:: Objective ::
Write out each line exactly as it stands, please.

:: Data listing ::

[Begin]

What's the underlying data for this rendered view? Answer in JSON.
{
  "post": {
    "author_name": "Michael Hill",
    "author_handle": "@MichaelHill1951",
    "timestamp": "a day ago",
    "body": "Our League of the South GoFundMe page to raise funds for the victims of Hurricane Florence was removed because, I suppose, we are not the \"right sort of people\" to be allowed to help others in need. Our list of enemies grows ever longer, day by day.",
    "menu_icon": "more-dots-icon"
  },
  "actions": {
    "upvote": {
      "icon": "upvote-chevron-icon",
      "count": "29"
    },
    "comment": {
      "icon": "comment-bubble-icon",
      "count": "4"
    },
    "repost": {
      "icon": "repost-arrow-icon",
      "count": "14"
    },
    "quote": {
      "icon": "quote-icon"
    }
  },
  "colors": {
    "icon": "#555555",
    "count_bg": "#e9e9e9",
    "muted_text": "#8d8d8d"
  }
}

[End]

:: Expected answer ::
What's the underlying data for this rendered view? Answer in JSON.
{
  "post": {
    "author_name": "Michael Hill",
    "author_handle": "@MichaelHill1951",
    "timestamp": "a day ago",
    "body": "Our League of the South GoFundMe page to raise funds for the victims of Hurricane Florence was removed because, I suppose, we are not the \"right sort of people\" to be allowed to help others in need. Our list of enemies grows ever longer, day by day.",
    "menu_icon": "more-dots-icon"
  },
  "actions": {
    "upvote": {
      "icon": "upvote-chevron-icon",
      "count": "29"
    },
    "comment": {
      "icon": "comment-bubble-icon",
      "count": "4"
    },
    "repost": {
      "icon": "repost-arrow-icon",
      "count": "14"
    },
    "quote": {
      "icon": "quote-icon"
    }
  },
  "colors": {
    "icon": "#555555",
    "count_bg": "#e9e9e9",
    "muted_text": "#8d8d8d"
  }
}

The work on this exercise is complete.